Entries from a layout dataset

=====

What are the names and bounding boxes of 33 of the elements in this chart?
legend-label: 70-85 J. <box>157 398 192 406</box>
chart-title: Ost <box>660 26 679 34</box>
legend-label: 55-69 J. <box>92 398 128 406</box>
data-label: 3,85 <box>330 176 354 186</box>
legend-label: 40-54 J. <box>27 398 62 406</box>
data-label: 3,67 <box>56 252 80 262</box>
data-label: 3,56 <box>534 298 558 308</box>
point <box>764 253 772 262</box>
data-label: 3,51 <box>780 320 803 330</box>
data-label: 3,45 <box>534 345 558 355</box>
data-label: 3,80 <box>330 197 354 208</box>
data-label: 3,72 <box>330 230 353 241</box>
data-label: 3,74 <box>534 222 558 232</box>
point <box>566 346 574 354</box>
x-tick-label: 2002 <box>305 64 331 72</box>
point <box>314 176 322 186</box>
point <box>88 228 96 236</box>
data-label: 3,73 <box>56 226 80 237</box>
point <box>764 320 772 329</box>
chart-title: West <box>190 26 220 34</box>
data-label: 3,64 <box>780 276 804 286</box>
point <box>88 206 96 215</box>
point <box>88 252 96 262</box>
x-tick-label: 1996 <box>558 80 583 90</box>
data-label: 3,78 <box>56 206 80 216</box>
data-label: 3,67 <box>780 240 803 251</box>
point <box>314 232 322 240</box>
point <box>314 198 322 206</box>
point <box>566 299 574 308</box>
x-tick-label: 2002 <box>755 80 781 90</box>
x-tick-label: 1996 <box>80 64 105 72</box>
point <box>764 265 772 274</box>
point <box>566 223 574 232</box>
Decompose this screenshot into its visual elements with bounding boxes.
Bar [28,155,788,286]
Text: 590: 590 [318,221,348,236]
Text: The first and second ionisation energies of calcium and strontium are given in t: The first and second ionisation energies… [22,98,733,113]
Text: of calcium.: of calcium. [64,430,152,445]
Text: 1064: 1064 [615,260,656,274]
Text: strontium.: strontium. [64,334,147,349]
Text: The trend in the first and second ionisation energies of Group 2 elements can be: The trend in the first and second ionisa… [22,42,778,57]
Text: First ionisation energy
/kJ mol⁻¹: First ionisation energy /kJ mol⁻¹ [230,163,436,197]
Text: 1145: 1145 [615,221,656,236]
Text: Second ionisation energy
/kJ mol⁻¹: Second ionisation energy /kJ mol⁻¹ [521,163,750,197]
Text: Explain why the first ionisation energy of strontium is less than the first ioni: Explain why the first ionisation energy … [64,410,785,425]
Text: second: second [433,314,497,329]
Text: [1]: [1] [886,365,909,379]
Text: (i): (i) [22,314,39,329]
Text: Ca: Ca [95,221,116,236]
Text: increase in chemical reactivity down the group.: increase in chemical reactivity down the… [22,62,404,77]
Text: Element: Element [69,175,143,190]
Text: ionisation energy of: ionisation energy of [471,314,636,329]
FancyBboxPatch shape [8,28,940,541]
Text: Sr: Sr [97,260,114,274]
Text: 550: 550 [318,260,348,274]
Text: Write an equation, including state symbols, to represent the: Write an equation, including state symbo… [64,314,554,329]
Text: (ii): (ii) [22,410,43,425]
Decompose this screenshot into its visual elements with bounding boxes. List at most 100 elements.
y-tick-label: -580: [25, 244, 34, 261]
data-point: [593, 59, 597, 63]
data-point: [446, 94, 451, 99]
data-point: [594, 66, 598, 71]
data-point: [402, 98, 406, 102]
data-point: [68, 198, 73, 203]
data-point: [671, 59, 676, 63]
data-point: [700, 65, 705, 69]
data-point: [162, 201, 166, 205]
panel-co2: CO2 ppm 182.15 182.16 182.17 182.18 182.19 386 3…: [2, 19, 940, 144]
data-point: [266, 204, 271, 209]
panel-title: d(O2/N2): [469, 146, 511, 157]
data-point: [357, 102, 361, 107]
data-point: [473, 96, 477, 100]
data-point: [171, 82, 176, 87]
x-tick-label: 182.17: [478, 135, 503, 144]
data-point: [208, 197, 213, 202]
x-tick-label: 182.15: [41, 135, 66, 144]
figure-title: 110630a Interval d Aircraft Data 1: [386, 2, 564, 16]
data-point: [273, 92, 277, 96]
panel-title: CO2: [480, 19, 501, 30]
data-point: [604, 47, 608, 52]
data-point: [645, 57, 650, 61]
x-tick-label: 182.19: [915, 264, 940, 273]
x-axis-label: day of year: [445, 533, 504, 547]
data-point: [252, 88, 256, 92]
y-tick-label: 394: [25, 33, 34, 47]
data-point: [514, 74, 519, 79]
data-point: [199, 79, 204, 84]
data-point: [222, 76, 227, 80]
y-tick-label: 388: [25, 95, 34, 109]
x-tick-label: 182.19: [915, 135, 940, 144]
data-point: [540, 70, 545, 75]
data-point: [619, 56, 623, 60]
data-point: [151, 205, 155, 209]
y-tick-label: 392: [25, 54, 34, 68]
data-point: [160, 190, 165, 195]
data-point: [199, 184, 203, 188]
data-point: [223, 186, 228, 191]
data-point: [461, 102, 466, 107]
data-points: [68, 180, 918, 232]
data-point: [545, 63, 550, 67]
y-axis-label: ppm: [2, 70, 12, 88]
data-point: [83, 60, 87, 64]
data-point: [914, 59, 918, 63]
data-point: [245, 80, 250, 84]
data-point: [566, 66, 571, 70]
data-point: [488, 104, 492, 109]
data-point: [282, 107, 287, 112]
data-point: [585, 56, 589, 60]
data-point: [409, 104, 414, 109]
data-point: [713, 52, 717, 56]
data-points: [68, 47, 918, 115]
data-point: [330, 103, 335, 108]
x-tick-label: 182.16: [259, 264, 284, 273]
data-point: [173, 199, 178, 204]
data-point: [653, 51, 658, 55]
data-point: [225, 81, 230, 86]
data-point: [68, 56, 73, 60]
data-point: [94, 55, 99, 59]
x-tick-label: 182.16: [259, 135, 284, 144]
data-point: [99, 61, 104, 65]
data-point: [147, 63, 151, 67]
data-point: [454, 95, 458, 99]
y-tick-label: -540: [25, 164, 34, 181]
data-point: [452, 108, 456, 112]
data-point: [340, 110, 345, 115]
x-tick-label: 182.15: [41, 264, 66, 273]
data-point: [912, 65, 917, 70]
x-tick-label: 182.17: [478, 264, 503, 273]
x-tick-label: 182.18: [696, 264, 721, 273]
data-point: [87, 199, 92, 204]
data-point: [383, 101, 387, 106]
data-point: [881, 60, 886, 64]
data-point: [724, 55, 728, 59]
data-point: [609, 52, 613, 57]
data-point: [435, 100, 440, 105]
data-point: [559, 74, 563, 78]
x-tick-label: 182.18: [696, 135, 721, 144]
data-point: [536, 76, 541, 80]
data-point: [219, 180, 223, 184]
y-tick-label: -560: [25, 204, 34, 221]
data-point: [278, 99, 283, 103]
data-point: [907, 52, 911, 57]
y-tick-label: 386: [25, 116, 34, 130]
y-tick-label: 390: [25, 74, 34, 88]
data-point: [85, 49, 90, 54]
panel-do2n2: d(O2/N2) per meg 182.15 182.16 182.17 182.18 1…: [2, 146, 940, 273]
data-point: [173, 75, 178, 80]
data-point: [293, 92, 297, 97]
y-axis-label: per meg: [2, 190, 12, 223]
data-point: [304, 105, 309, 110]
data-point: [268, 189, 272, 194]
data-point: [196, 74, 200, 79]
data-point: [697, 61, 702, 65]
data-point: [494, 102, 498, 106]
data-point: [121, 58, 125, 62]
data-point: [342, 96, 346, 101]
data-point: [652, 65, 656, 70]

=====

§ What the task asks
Collect every line of the records above that contains the word "chart", and copy each of those lines in full.

§ Solution
What are the names and bounding boxes of 33 of the elements in this chart?
chart-title: Ost <box>660 26 679 34</box>
chart-title: West <box>190 26 220 34</box>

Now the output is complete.